Repeat each entry as written and leave the images out of the copy.
## Start Data for this task
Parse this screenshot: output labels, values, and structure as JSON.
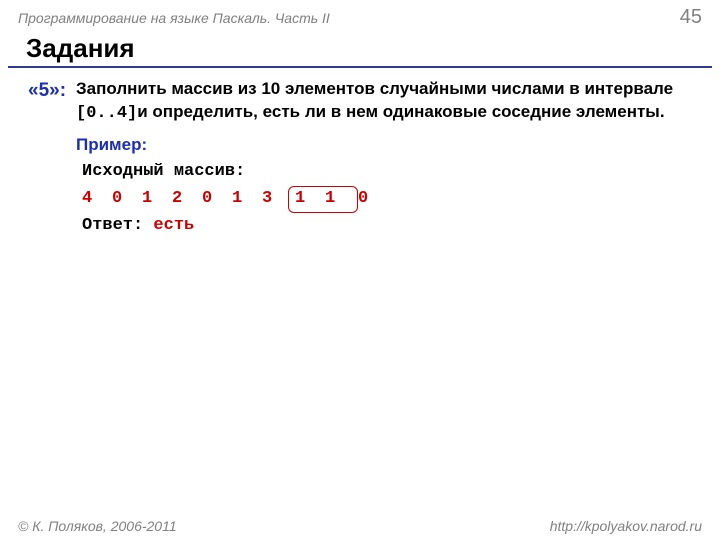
{
  "header": {
    "course": "Программирование на языке Паскаль. Часть II",
    "page": "45"
  },
  "title": "Задания",
  "task": {
    "grade": "«5»:",
    "text_before_interval": "Заполнить массив из 10 элементов случайными числами в интервале ",
    "interval": "[0..4]",
    "text_after_interval": "и определить, есть ли в нем одинаковые соседние элементы."
  },
  "example": {
    "label": "Пример:",
    "array_label": "Исходный массив:",
    "values": [
      "4",
      "0",
      "1",
      "2",
      "0",
      "1",
      "3",
      "1",
      "1",
      "0"
    ],
    "highlight_start": 7,
    "highlight_end": 8,
    "answer_label": "Ответ: ",
    "answer_value": "есть"
  },
  "footer": {
    "copyright": "© К. Поляков, 2006-2011",
    "url": "http://kpolyakov.narod.ru"
  }
}
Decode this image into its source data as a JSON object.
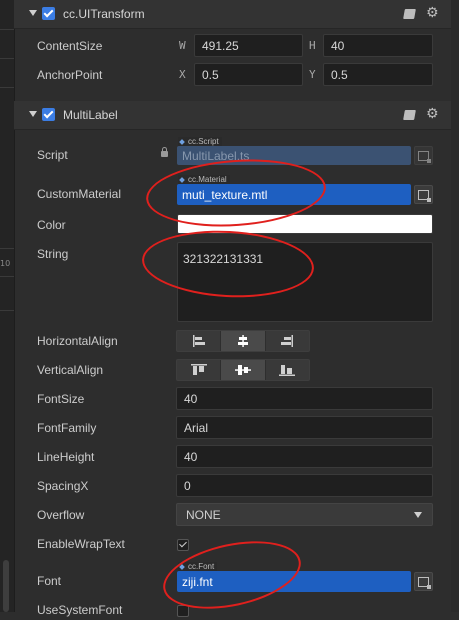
{
  "ui_transform": {
    "title": "cc.UITransform",
    "content_size_label": "ContentSize",
    "anchor_point_label": "AnchorPoint",
    "w_label": "W",
    "h_label": "H",
    "x_label": "X",
    "y_label": "Y",
    "width": "491.25",
    "height": "40",
    "anchor_x": "0.5",
    "anchor_y": "0.5"
  },
  "multi_label": {
    "title": "MultiLabel",
    "script": {
      "label": "Script",
      "type_tag": "cc.Script",
      "value": "MultiLabel.ts"
    },
    "custom_material": {
      "label": "CustomMaterial",
      "type_tag": "cc.Material",
      "value": "muti_texture.mtl"
    },
    "color": {
      "label": "Color",
      "value": "#ffffff"
    },
    "string": {
      "label": "String",
      "value": "321322131331"
    },
    "horizontal_align": {
      "label": "HorizontalAlign",
      "options": [
        "left",
        "center",
        "right"
      ],
      "selected": "center"
    },
    "vertical_align": {
      "label": "VerticalAlign",
      "options": [
        "top",
        "center",
        "bottom"
      ],
      "selected": "center"
    },
    "font_size": {
      "label": "FontSize",
      "value": "40"
    },
    "font_family": {
      "label": "FontFamily",
      "value": "Arial"
    },
    "line_height": {
      "label": "LineHeight",
      "value": "40"
    },
    "spacing_x": {
      "label": "SpacingX",
      "value": "0"
    },
    "overflow": {
      "label": "Overflow",
      "value": "NONE"
    },
    "enable_wrap_text": {
      "label": "EnableWrapText",
      "checked": true
    },
    "font": {
      "label": "Font",
      "type_tag": "cc.Font",
      "value": "ziji.fnt"
    },
    "use_system_font": {
      "label": "UseSystemFont",
      "checked": false
    }
  },
  "left_strip": {
    "number_fragment": "10"
  },
  "colors": {
    "panel_bg": "#2d2d2d",
    "header_bg": "#333333",
    "input_bg": "#1f1f1f",
    "accent_blue": "#1e5fc1",
    "check_blue": "#3b7de4",
    "annotation_red": "#e0201d"
  },
  "icons": [
    "book-icon",
    "gear-icon",
    "lock-icon",
    "asset-picker-icon",
    "dropdown-arrow-icon",
    "checkmark-icon",
    "collapse-caret-icon"
  ]
}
## End Data for this task
▶ **Exercise output**:
Parse this screenshot: output labels, values, and structure as JSON.
{
  "header": {
    "course": "Программирование на языке Паскаль. Часть II",
    "page": "45"
  },
  "title": "Задания",
  "task": {
    "grade": "«5»:",
    "text_before_interval": "Заполнить массив из 10 элементов случайными числами в интервале ",
    "interval": "[0..4]",
    "text_after_interval": "и определить, есть ли в нем одинаковые соседние элементы."
  },
  "example": {
    "label": "Пример:",
    "array_label": "Исходный массив:",
    "values": [
      "4",
      "0",
      "1",
      "2",
      "0",
      "1",
      "3",
      "1",
      "1",
      "0"
    ],
    "highlight_start": 7,
    "highlight_end": 8,
    "answer_label": "Ответ: ",
    "answer_value": "есть"
  },
  "footer": {
    "copyright": "© К. Поляков, 2006-2011",
    "url": "http://kpolyakov.narod.ru"
  }
}
Decode this image into its source data as a JSON object.
{
  "ui_transform": {
    "title": "cc.UITransform",
    "content_size_label": "ContentSize",
    "anchor_point_label": "AnchorPoint",
    "w_label": "W",
    "h_label": "H",
    "x_label": "X",
    "y_label": "Y",
    "width": "491.25",
    "height": "40",
    "anchor_x": "0.5",
    "anchor_y": "0.5"
  },
  "multi_label": {
    "title": "MultiLabel",
    "script": {
      "label": "Script",
      "type_tag": "cc.Script",
      "value": "MultiLabel.ts"
    },
    "custom_material": {
      "label": "CustomMaterial",
      "type_tag": "cc.Material",
      "value": "muti_texture.mtl"
    },
    "color": {
      "label": "Color",
      "value": "#ffffff"
    },
    "string": {
      "label": "String",
      "value": "321322131331"
    },
    "horizontal_align": {
      "label": "HorizontalAlign",
      "options": [
        "left",
        "center",
        "right"
      ],
      "selected": "center"
    },
    "vertical_align": {
      "label": "VerticalAlign",
      "options": [
        "top",
        "center",
        "bottom"
      ],
      "selected": "center"
    },
    "font_size": {
      "label": "FontSize",
      "value": "40"
    },
    "font_family": {
      "label": "FontFamily",
      "value": "Arial"
    },
    "line_height": {
      "label": "LineHeight",
      "value": "40"
    },
    "spacing_x": {
      "label": "SpacingX",
      "value": "0"
    },
    "overflow": {
      "label": "Overflow",
      "value": "NONE"
    },
    "enable_wrap_text": {
      "label": "EnableWrapText",
      "checked": true
    },
    "font": {
      "label": "Font",
      "type_tag": "cc.Font",
      "value": "ziji.fnt"
    },
    "use_system_font": {
      "label": "UseSystemFont",
      "checked": false
    }
  },
  "left_strip": {
    "number_fragment": "10"
  },
  "colors": {
    "panel_bg": "#2d2d2d",
    "header_bg": "#333333",
    "input_bg": "#1f1f1f",
    "accent_blue": "#1e5fc1",
    "check_blue": "#3b7de4",
    "annotation_red": "#e0201d"
  },
  "icons": [
    "book-icon",
    "gear-icon",
    "lock-icon",
    "asset-picker-icon",
    "dropdown-arrow-icon",
    "checkmark-icon",
    "collapse-caret-icon"
  ]
}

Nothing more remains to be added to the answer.